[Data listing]
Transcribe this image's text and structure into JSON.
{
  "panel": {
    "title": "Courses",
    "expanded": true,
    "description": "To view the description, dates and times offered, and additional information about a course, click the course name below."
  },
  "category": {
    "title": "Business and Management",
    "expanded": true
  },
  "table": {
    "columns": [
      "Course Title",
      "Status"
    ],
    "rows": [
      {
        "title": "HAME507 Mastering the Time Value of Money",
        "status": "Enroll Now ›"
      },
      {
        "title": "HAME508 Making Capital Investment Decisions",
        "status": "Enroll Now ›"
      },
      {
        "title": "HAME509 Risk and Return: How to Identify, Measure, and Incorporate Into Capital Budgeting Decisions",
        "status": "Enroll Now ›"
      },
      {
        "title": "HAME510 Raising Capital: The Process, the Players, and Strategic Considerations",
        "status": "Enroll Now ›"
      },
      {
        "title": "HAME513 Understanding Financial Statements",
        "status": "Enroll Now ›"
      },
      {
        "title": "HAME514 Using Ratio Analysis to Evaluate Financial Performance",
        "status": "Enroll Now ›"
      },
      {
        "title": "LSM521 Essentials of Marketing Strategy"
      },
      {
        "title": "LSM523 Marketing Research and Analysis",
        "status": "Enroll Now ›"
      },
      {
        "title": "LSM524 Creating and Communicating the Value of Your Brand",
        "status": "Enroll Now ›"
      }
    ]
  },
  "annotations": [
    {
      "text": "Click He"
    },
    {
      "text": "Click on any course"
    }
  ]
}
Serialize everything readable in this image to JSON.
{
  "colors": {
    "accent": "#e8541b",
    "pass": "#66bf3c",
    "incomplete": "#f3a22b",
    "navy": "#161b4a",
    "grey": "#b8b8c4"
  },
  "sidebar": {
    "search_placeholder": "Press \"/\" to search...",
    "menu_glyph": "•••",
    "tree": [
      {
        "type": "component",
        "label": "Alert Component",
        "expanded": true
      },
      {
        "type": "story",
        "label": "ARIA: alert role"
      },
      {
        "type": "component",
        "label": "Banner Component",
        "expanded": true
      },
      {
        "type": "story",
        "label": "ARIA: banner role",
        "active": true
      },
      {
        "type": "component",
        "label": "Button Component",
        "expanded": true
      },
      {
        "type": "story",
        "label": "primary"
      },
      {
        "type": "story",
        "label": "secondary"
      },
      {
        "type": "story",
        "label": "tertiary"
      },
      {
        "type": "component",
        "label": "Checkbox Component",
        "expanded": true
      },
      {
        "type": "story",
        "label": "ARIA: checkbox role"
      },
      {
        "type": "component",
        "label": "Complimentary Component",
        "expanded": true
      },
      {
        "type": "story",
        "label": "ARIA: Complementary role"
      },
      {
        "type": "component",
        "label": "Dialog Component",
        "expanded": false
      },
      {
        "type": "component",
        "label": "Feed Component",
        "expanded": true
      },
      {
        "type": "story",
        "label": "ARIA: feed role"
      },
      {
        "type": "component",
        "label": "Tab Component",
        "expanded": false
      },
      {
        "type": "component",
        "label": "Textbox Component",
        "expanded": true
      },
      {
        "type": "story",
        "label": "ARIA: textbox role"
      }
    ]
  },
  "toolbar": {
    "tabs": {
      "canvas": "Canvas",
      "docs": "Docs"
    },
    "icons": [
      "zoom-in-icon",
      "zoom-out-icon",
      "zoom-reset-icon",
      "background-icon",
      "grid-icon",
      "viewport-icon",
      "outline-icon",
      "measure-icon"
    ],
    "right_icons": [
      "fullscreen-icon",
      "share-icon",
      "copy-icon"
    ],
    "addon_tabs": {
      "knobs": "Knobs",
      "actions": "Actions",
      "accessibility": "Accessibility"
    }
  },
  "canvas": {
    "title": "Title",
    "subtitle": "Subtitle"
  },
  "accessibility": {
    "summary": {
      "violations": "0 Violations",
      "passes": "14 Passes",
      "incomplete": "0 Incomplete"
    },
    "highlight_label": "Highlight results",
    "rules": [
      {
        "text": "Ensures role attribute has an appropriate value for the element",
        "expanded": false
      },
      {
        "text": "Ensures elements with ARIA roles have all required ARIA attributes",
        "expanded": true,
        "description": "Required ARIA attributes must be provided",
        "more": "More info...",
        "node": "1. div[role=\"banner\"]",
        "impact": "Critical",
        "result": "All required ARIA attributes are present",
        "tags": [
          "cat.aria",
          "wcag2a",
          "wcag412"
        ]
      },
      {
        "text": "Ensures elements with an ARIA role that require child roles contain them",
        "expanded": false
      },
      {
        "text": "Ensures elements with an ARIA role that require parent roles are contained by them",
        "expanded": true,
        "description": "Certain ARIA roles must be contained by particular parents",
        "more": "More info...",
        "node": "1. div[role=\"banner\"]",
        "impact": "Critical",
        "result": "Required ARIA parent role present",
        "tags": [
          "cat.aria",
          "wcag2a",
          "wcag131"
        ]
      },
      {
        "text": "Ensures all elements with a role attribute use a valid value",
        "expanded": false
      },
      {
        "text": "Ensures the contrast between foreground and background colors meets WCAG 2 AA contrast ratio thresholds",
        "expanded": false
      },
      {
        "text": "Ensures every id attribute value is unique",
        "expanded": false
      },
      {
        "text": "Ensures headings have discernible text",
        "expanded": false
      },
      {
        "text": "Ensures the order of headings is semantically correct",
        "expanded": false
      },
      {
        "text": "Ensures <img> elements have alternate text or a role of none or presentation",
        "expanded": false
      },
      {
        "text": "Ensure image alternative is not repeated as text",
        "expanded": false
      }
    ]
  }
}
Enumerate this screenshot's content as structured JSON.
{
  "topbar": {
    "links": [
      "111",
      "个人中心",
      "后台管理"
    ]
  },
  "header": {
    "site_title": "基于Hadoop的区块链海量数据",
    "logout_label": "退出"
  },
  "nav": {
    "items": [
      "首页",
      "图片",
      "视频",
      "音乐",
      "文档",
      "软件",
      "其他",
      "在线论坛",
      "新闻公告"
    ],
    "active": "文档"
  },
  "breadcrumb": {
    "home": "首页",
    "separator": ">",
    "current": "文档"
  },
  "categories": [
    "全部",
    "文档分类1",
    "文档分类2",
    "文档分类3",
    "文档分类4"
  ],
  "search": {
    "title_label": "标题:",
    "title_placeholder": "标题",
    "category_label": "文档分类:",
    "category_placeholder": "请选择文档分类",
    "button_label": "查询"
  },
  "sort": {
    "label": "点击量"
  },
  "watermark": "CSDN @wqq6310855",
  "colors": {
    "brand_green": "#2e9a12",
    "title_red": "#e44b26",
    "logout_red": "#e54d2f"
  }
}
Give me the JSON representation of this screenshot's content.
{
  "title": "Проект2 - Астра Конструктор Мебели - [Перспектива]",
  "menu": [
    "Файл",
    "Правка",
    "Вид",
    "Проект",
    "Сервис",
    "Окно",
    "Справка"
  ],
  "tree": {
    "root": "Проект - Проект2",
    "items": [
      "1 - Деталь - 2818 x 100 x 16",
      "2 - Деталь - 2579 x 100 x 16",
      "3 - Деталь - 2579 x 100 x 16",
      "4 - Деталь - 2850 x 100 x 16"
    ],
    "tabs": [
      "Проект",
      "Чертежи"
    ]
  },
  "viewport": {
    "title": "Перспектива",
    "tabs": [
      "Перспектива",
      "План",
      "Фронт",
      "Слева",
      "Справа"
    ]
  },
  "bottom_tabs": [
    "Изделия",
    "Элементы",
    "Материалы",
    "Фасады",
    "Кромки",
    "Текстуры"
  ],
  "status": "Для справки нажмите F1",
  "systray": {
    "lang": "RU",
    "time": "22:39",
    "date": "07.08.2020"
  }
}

**STATED GOAL**
Extract all of the material exactly as it is written.

**THE RESULT**
Transcribe this image's text and structure into JSON.
{
  "panel": {
    "title": "Courses",
    "expanded": true,
    "description": "To view the description, dates and times offered, and additional information about a course, click the course name below."
  },
  "category": {
    "title": "Business and Management",
    "expanded": true
  },
  "table": {
    "columns": [
      "Course Title",
      "Status"
    ],
    "rows": [
      {
        "title": "HAME507 Mastering the Time Value of Money",
        "status": "Enroll Now ›"
      },
      {
        "title": "HAME508 Making Capital Investment Decisions",
        "status": "Enroll Now ›"
      },
      {
        "title": "HAME509 Risk and Return: How to Identify, Measure, and Incorporate Into Capital Budgeting Decisions",
        "status": "Enroll Now ›"
      },
      {
        "title": "HAME510 Raising Capital: The Process, the Players, and Strategic Considerations",
        "status": "Enroll Now ›"
      },
      {
        "title": "HAME513 Understanding Financial Statements",
        "status": "Enroll Now ›"
      },
      {
        "title": "HAME514 Using Ratio Analysis to Evaluate Financial Performance",
        "status": "Enroll Now ›"
      },
      {
        "title": "LSM521 Essentials of Marketing Strategy"
      },
      {
        "title": "LSM523 Marketing Research and Analysis",
        "status": "Enroll Now ›"
      },
      {
        "title": "LSM524 Creating and Communicating the Value of Your Brand",
        "status": "Enroll Now ›"
      }
    ]
  },
  "annotations": [
    {
      "text": "Click He"
    },
    {
      "text": "Click on any course"
    }
  ]
}
Serialize everything readable in this image to JSON.
{
  "colors": {
    "accent": "#e8541b",
    "pass": "#66bf3c",
    "incomplete": "#f3a22b",
    "navy": "#161b4a",
    "grey": "#b8b8c4"
  },
  "sidebar": {
    "search_placeholder": "Press \"/\" to search...",
    "menu_glyph": "•••",
    "tree": [
      {
        "type": "component",
        "label": "Alert Component",
        "expanded": true
      },
      {
        "type": "story",
        "label": "ARIA: alert role"
      },
      {
        "type": "component",
        "label": "Banner Component",
        "expanded": true
      },
      {
        "type": "story",
        "label": "ARIA: banner role",
        "active": true
      },
      {
        "type": "component",
        "label": "Button Component",
        "expanded": true
      },
      {
        "type": "story",
        "label": "primary"
      },
      {
        "type": "story",
        "label": "secondary"
      },
      {
        "type": "story",
        "label": "tertiary"
      },
      {
        "type": "component",
        "label": "Checkbox Component",
        "expanded": true
      },
      {
        "type": "story",
        "label": "ARIA: checkbox role"
      },
      {
        "type": "component",
        "label": "Complimentary Component",
        "expanded": true
      },
      {
        "type": "story",
        "label": "ARIA: Complementary role"
      },
      {
        "type": "component",
        "label": "Dialog Component",
        "expanded": false
      },
      {
        "type": "component",
        "label": "Feed Component",
        "expanded": true
      },
      {
        "type": "story",
        "label": "ARIA: feed role"
      },
      {
        "type": "component",
        "label": "Tab Component",
        "expanded": false
      },
      {
        "type": "component",
        "label": "Textbox Component",
        "expanded": true
      },
      {
        "type": "story",
        "label": "ARIA: textbox role"
      }
    ]
  },
  "toolbar": {
    "tabs": {
      "canvas": "Canvas",
      "docs": "Docs"
    },
    "icons": [
      "zoom-in-icon",
      "zoom-out-icon",
      "zoom-reset-icon",
      "background-icon",
      "grid-icon",
      "viewport-icon",
      "outline-icon",
      "measure-icon"
    ],
    "right_icons": [
      "fullscreen-icon",
      "share-icon",
      "copy-icon"
    ],
    "addon_tabs": {
      "knobs": "Knobs",
      "actions": "Actions",
      "accessibility": "Accessibility"
    }
  },
  "canvas": {
    "title": "Title",
    "subtitle": "Subtitle"
  },
  "accessibility": {
    "summary": {
      "violations": "0 Violations",
      "passes": "14 Passes",
      "incomplete": "0 Incomplete"
    },
    "highlight_label": "Highlight results",
    "rules": [
      {
        "text": "Ensures role attribute has an appropriate value for the element",
        "expanded": false
      },
      {
        "text": "Ensures elements with ARIA roles have all required ARIA attributes",
        "expanded": true,
        "description": "Required ARIA attributes must be provided",
        "more": "More info...",
        "node": "1. div[role=\"banner\"]",
        "impact": "Critical",
        "result": "All required ARIA attributes are present",
        "tags": [
          "cat.aria",
          "wcag2a",
          "wcag412"
        ]
      },
      {
        "text": "Ensures elements with an ARIA role that require child roles contain them",
        "expanded": false
      },
      {
        "text": "Ensures elements with an ARIA role that require parent roles are contained by them",
        "expanded": true,
        "description": "Certain ARIA roles must be contained by particular parents",
        "more": "More info...",
        "node": "1. div[role=\"banner\"]",
        "impact": "Critical",
        "result": "Required ARIA parent role present",
        "tags": [
          "cat.aria",
          "wcag2a",
          "wcag131"
        ]
      },
      {
        "text": "Ensures all elements with a role attribute use a valid value",
        "expanded": false
      },
      {
        "text": "Ensures the contrast between foreground and background colors meets WCAG 2 AA contrast ratio thresholds",
        "expanded": false
      },
      {
        "text": "Ensures every id attribute value is unique",
        "expanded": false
      },
      {
        "text": "Ensures headings have discernible text",
        "expanded": false
      },
      {
        "text": "Ensures the order of headings is semantically correct",
        "expanded": false
      },
      {
        "text": "Ensures <img> elements have alternate text or a role of none or presentation",
        "expanded": false
      },
      {
        "text": "Ensure image alternative is not repeated as text",
        "expanded": false
      }
    ]
  }
}
Enumerate this screenshot's content as structured JSON.
{
  "topbar": {
    "links": [
      "111",
      "个人中心",
      "后台管理"
    ]
  },
  "header": {
    "site_title": "基于Hadoop的区块链海量数据",
    "logout_label": "退出"
  },
  "nav": {
    "items": [
      "首页",
      "图片",
      "视频",
      "音乐",
      "文档",
      "软件",
      "其他",
      "在线论坛",
      "新闻公告"
    ],
    "active": "文档"
  },
  "breadcrumb": {
    "home": "首页",
    "separator": ">",
    "current": "文档"
  },
  "categories": [
    "全部",
    "文档分类1",
    "文档分类2",
    "文档分类3",
    "文档分类4"
  ],
  "search": {
    "title_label": "标题:",
    "title_placeholder": "标题",
    "category_label": "文档分类:",
    "category_placeholder": "请选择文档分类",
    "button_label": "查询"
  },
  "sort": {
    "label": "点击量"
  },
  "watermark": "CSDN @wqq6310855",
  "colors": {
    "brand_green": "#2e9a12",
    "title_red": "#e44b26",
    "logout_red": "#e54d2f"
  }
}
Give me the JSON representation of this screenshot's content.
{
  "title": "Проект2 - Астра Конструктор Мебели - [Перспектива]",
  "menu": [
    "Файл",
    "Правка",
    "Вид",
    "Проект",
    "Сервис",
    "Окно",
    "Справка"
  ],
  "tree": {
    "root": "Проект - Проект2",
    "items": [
      "1 - Деталь - 2818 x 100 x 16",
      "2 - Деталь - 2579 x 100 x 16",
      "3 - Деталь - 2579 x 100 x 16",
      "4 - Деталь - 2850 x 100 x 16"
    ],
    "tabs": [
      "Проект",
      "Чертежи"
    ]
  },
  "viewport": {
    "title": "Перспектива",
    "tabs": [
      "Перспектива",
      "План",
      "Фронт",
      "Слева",
      "Справа"
    ]
  },
  "bottom_tabs": [
    "Изделия",
    "Элементы",
    "Материалы",
    "Фасады",
    "Кромки",
    "Текстуры"
  ],
  "status": "Для справки нажмите F1",
  "systray": {
    "lang": "RU",
    "time": "22:39",
    "date": "07.08.2020"
  }
}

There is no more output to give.